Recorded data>

----------------

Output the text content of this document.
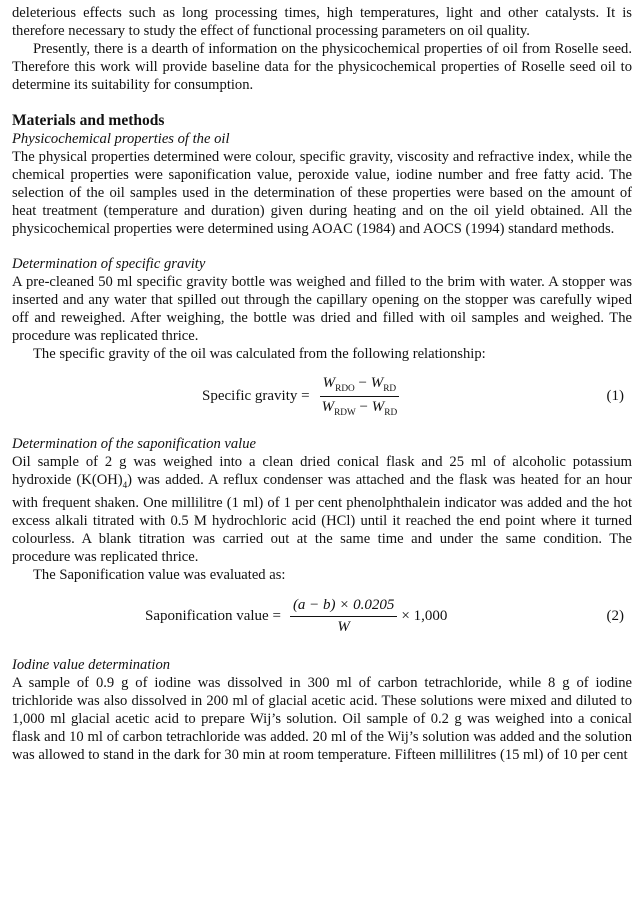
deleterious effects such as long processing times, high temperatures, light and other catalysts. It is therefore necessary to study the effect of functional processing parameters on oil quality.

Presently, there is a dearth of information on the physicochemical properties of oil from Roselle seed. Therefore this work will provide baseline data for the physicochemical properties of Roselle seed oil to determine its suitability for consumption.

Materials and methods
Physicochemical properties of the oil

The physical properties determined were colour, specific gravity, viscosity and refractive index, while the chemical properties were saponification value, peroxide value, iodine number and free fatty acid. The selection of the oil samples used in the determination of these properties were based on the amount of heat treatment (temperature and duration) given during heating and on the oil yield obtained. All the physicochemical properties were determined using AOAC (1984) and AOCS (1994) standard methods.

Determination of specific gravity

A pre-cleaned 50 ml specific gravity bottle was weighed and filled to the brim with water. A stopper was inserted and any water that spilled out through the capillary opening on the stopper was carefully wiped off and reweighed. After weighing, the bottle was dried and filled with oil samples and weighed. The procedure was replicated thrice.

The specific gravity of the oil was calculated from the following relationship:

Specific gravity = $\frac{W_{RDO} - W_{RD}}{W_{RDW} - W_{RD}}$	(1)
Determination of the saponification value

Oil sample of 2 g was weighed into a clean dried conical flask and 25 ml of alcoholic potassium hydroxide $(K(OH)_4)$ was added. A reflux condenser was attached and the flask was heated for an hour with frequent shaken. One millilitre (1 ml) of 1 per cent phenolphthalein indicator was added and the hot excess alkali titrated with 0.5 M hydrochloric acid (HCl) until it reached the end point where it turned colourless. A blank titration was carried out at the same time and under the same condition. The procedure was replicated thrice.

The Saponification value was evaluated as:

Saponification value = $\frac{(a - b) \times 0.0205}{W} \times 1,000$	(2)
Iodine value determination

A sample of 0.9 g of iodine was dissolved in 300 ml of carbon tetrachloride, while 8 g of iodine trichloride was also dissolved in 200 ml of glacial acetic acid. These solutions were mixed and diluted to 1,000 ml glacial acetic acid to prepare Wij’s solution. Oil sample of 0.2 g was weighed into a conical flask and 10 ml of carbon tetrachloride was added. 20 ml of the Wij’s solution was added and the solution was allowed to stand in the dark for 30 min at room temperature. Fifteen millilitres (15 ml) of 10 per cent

----------------

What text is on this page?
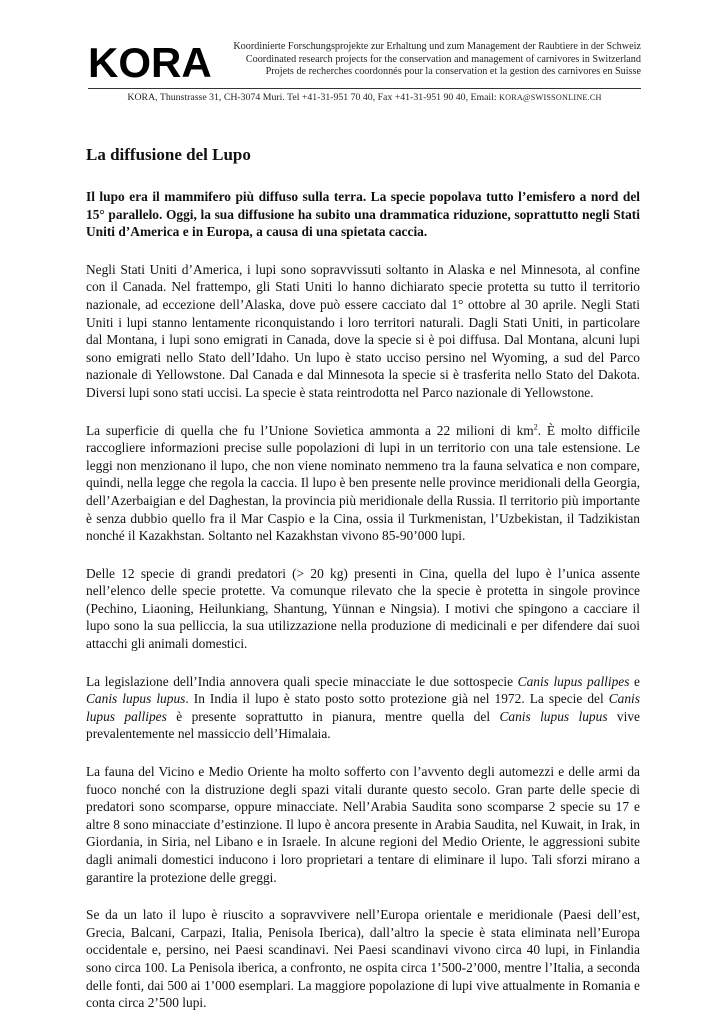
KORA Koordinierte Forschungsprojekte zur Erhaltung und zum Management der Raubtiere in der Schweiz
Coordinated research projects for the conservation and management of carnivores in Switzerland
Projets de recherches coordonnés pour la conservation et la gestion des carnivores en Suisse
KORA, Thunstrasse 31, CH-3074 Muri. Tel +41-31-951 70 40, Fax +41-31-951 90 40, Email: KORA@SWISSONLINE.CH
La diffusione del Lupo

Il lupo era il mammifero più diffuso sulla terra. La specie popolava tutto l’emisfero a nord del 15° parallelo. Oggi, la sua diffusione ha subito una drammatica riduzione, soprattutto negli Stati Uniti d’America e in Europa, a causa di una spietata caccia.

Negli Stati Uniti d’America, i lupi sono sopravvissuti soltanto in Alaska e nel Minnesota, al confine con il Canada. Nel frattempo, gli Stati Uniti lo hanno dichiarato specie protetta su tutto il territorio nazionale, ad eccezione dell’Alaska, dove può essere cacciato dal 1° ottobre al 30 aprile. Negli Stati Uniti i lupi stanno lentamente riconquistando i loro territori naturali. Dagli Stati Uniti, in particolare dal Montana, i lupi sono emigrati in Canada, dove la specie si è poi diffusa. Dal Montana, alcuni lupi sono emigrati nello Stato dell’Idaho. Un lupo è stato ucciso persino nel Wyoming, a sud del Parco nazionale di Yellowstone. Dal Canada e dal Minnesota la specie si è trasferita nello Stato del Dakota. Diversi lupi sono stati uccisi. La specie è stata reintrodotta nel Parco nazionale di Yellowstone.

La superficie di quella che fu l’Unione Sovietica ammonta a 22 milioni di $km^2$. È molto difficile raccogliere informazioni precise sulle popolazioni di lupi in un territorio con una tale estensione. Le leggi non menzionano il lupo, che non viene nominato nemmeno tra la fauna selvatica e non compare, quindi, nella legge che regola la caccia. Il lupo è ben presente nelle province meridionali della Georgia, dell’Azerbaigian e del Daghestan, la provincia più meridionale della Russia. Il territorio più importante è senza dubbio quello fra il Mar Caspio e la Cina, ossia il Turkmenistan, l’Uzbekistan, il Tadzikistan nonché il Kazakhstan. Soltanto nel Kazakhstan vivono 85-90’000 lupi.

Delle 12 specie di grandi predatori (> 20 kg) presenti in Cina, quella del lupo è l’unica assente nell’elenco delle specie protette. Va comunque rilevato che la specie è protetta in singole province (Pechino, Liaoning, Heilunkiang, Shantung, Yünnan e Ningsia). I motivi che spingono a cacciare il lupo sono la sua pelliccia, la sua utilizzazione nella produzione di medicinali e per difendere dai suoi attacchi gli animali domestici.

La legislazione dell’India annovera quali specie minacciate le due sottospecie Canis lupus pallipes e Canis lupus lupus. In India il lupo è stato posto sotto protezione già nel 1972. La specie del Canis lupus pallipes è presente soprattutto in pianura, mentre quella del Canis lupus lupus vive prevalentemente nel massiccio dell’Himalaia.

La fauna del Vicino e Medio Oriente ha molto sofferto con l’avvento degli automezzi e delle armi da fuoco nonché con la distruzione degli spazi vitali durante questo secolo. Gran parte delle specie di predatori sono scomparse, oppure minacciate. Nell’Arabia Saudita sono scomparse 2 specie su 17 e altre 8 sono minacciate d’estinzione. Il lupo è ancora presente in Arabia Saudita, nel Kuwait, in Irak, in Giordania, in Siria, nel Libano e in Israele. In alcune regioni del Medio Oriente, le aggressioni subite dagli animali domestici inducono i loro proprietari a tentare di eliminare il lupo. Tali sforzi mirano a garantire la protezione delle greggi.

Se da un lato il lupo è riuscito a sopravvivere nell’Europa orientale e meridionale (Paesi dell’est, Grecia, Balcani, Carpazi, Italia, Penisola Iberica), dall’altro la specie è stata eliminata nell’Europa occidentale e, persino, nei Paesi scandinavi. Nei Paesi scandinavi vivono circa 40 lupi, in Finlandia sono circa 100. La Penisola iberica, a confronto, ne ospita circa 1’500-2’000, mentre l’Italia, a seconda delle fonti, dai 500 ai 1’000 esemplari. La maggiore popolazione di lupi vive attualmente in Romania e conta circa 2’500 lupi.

----------------

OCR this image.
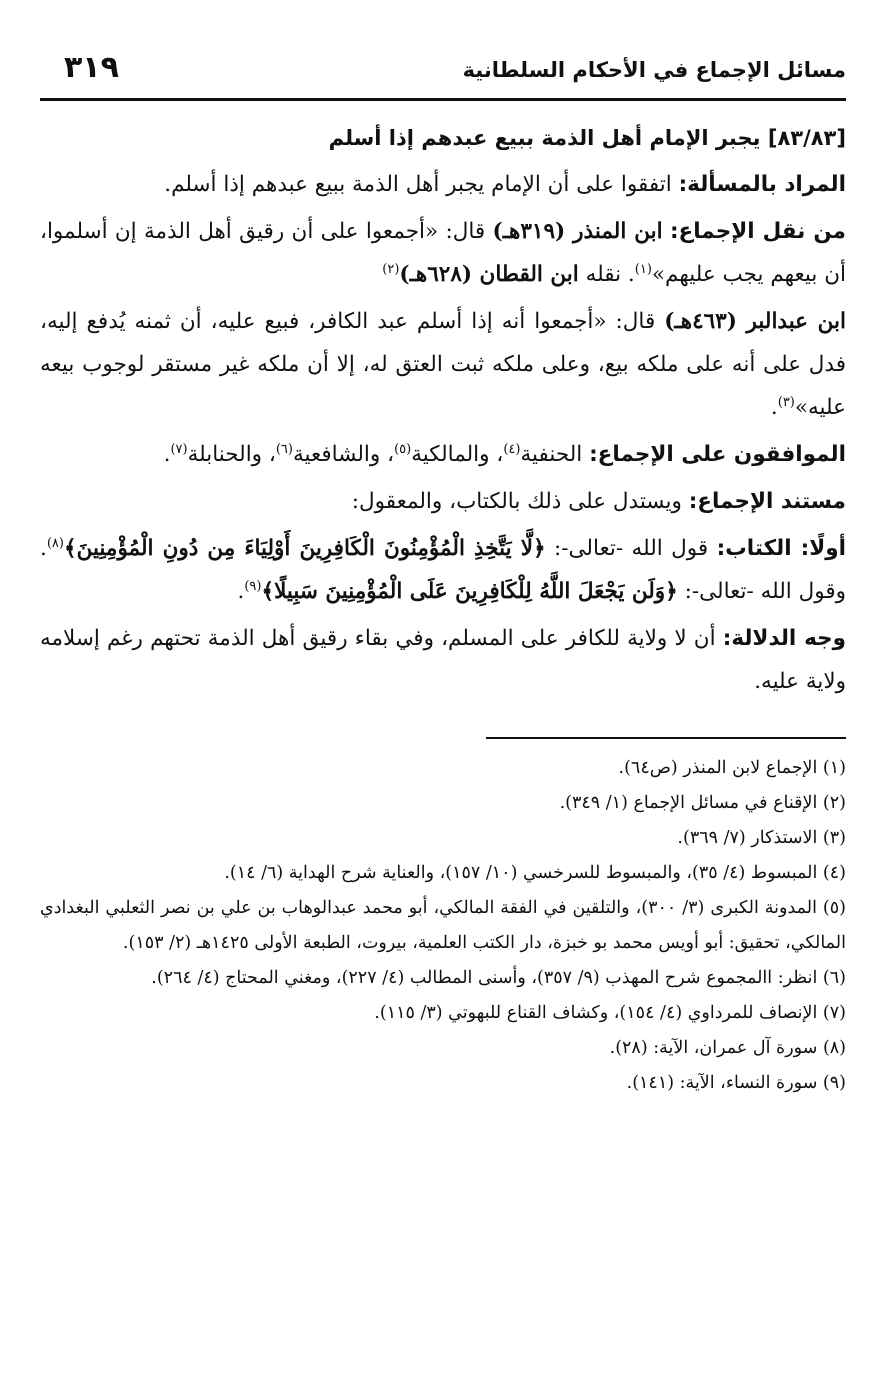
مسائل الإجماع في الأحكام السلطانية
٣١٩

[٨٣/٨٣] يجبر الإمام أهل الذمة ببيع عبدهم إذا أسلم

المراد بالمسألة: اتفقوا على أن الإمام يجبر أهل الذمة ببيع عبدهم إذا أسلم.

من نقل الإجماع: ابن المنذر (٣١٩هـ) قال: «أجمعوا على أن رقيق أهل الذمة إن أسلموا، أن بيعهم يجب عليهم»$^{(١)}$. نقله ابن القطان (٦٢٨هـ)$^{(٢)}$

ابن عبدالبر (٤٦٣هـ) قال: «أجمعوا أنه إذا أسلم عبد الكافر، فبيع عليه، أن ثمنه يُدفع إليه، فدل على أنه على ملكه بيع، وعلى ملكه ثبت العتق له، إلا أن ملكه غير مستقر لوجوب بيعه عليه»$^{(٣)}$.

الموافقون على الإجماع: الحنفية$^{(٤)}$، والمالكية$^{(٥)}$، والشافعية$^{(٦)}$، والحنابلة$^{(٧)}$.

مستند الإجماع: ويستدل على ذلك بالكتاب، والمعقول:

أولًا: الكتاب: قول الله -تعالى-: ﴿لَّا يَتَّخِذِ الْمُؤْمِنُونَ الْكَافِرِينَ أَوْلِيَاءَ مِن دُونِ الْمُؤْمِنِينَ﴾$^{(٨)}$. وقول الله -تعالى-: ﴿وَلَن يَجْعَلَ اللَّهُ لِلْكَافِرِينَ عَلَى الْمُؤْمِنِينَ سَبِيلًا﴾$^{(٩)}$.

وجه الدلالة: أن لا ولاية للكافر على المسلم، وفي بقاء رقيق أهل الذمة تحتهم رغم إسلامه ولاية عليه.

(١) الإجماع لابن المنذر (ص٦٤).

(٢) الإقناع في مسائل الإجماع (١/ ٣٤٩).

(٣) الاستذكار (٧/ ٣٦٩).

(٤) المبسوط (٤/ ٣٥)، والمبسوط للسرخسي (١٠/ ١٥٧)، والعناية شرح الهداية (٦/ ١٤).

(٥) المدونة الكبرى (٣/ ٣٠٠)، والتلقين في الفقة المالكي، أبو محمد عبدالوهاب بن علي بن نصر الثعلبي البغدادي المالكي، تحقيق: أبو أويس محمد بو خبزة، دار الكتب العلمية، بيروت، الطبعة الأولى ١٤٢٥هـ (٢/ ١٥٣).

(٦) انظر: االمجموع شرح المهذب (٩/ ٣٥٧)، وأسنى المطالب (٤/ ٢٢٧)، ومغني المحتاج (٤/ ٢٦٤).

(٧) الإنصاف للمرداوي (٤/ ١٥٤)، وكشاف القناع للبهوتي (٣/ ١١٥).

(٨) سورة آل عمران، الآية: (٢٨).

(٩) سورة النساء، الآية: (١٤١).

----------------

Pick out the lines containing the string "KORA".

KORA Koordinierte Forschungsprojekte zur Erhaltung und zum Management der Raubtiere in der Schweiz
KORA, Thunstrasse 31, CH-3074 Muri. Tel +41-31-951 70 40, Fax +41-31-951 90 40, Email: KORA@SWISSONLINE.CH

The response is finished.